**AIM**
Read the lines that follow and pick out every one containing the word "value".

**SUPPLIED DATA**
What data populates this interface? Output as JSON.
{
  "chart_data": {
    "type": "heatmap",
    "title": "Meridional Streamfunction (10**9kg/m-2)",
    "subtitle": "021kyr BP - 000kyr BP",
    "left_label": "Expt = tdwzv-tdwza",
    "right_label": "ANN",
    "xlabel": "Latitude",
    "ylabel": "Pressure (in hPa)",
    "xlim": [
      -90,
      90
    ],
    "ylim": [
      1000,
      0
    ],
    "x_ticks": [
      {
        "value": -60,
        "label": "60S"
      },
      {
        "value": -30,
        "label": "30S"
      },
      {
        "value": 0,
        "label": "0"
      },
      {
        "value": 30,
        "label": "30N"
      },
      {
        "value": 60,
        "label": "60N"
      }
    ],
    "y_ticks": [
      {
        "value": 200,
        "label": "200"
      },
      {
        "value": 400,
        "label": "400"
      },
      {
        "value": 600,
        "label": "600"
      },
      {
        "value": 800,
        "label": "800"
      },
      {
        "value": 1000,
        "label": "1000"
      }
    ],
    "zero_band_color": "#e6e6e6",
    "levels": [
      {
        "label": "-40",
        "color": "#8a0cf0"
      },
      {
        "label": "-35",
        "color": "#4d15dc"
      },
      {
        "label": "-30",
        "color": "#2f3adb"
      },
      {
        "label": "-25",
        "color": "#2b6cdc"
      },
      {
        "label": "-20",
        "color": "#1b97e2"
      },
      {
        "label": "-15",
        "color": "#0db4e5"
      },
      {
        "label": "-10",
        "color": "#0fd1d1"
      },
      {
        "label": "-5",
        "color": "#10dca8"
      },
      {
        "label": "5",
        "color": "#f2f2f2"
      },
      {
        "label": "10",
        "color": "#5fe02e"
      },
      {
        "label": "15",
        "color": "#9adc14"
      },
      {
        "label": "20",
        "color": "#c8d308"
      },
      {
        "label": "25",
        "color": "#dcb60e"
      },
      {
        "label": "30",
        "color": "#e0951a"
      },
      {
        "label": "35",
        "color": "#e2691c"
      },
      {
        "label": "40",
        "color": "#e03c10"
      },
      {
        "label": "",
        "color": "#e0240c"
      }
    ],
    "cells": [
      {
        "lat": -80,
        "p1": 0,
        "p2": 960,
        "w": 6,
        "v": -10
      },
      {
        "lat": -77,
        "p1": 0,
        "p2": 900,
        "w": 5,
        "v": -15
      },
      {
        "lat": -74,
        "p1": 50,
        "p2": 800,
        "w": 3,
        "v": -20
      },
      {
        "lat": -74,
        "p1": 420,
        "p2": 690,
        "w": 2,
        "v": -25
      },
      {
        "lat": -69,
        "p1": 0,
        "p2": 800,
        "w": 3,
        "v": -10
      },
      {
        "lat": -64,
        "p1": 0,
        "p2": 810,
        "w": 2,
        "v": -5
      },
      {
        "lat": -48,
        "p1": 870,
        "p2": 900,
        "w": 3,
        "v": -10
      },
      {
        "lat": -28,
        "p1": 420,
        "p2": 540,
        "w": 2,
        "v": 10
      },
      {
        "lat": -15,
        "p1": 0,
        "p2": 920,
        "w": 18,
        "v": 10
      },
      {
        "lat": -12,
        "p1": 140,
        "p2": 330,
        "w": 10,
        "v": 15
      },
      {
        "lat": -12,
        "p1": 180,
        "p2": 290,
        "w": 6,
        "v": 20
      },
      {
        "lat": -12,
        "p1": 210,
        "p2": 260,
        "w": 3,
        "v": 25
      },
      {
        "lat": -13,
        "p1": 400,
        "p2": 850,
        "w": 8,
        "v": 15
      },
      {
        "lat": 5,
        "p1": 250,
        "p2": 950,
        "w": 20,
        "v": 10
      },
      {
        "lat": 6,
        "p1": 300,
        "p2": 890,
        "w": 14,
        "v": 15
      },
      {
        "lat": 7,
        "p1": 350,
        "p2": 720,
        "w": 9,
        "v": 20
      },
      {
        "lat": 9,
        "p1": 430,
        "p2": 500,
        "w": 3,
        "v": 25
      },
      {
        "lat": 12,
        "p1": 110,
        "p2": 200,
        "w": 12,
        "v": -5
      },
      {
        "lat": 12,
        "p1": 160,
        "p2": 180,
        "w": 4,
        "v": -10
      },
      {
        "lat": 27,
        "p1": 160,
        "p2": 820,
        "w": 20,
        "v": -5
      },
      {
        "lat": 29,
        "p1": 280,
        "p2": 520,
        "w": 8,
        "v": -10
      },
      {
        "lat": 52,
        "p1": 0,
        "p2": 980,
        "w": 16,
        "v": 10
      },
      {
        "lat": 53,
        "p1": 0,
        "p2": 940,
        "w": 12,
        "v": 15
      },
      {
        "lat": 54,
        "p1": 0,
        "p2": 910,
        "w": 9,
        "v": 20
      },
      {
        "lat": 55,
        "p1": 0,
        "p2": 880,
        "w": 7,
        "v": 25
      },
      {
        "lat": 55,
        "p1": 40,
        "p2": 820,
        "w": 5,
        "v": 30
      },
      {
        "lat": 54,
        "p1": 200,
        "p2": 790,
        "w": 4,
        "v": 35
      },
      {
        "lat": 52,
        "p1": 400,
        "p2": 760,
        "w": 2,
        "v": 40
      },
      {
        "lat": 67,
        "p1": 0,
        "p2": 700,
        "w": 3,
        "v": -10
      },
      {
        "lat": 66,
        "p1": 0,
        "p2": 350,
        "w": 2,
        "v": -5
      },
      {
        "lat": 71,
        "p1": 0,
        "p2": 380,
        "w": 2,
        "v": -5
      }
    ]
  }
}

**REPLY**
        "value": -60,
        "value": -30,
        "value": 0,
        "value": 30,
        "value": 60,
        "value": 200,
        "value": 400,
        "value": 600,
        "value": 800,
        "value": 1000,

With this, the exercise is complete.